Record list:
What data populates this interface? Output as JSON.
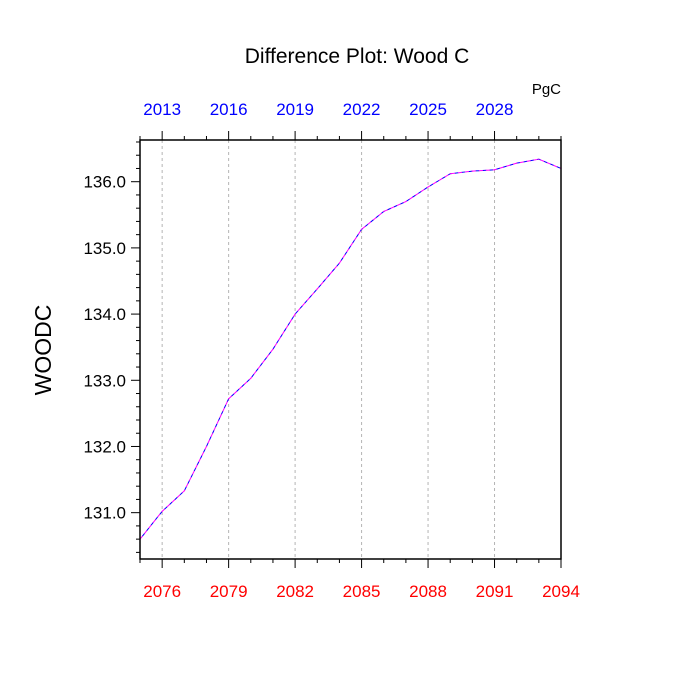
{
  "chart_data": {
    "type": "line",
    "title": "Difference Plot: Wood C",
    "units_label": "PgC",
    "ylabel": "WOODC",
    "xlabel": "",
    "xlim": [
      2075,
      2094
    ],
    "ylim": [
      130.3,
      136.63
    ],
    "grid": "vertical-dashed",
    "bottom_axis": {
      "color": "#ff0000",
      "ticks": [
        2076,
        2079,
        2082,
        2085,
        2088,
        2091,
        2094
      ],
      "tick_labels": [
        "2076",
        "2079",
        "2082",
        "2085",
        "2088",
        "2091",
        "2094"
      ]
    },
    "top_axis": {
      "color": "#0000ff",
      "offset_years": -63,
      "ticks": [
        2076,
        2079,
        2082,
        2085,
        2088,
        2091
      ],
      "tick_labels": [
        "2013",
        "2016",
        "2019",
        "2022",
        "2025",
        "2028"
      ]
    },
    "y_ticks": [
      131.0,
      132.0,
      133.0,
      134.0,
      135.0,
      136.0
    ],
    "y_tick_labels": [
      "131.0",
      "132.0",
      "133.0",
      "134.0",
      "135.0",
      "136.0"
    ],
    "series": [
      {
        "color": "#ff00ff",
        "secondary_color": "#0000ff",
        "style": "dashed",
        "x": [
          2075,
          2076,
          2077,
          2078,
          2079,
          2080,
          2081,
          2082,
          2083,
          2084,
          2085,
          2086,
          2087,
          2088,
          2089,
          2090,
          2091,
          2092,
          2093,
          2094
        ],
        "values": [
          130.6,
          131.02,
          131.33,
          132.0,
          132.72,
          133.03,
          133.47,
          134.0,
          134.38,
          134.77,
          135.28,
          135.55,
          135.7,
          135.92,
          136.12,
          136.16,
          136.18,
          136.28,
          136.34,
          136.2
        ]
      }
    ]
  }
}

What the task requires: Reproduce each record from above exactly; pictures do not belong in the copy.

Result of the task:
What data populates this interface? Output as JSON.
{
  "chart_data": {
    "type": "line",
    "title": "Difference Plot: Wood C",
    "units_label": "PgC",
    "ylabel": "WOODC",
    "xlabel": "",
    "xlim": [
      2075,
      2094
    ],
    "ylim": [
      130.3,
      136.63
    ],
    "grid": "vertical-dashed",
    "bottom_axis": {
      "color": "#ff0000",
      "ticks": [
        2076,
        2079,
        2082,
        2085,
        2088,
        2091,
        2094
      ],
      "tick_labels": [
        "2076",
        "2079",
        "2082",
        "2085",
        "2088",
        "2091",
        "2094"
      ]
    },
    "top_axis": {
      "color": "#0000ff",
      "offset_years": -63,
      "ticks": [
        2076,
        2079,
        2082,
        2085,
        2088,
        2091
      ],
      "tick_labels": [
        "2013",
        "2016",
        "2019",
        "2022",
        "2025",
        "2028"
      ]
    },
    "y_ticks": [
      131.0,
      132.0,
      133.0,
      134.0,
      135.0,
      136.0
    ],
    "y_tick_labels": [
      "131.0",
      "132.0",
      "133.0",
      "134.0",
      "135.0",
      "136.0"
    ],
    "series": [
      {
        "color": "#ff00ff",
        "secondary_color": "#0000ff",
        "style": "dashed",
        "x": [
          2075,
          2076,
          2077,
          2078,
          2079,
          2080,
          2081,
          2082,
          2083,
          2084,
          2085,
          2086,
          2087,
          2088,
          2089,
          2090,
          2091,
          2092,
          2093,
          2094
        ],
        "values": [
          130.6,
          131.02,
          131.33,
          132.0,
          132.72,
          133.03,
          133.47,
          134.0,
          134.38,
          134.77,
          135.28,
          135.55,
          135.7,
          135.92,
          136.12,
          136.16,
          136.18,
          136.28,
          136.34,
          136.2
        ]
      }
    ]
  }
}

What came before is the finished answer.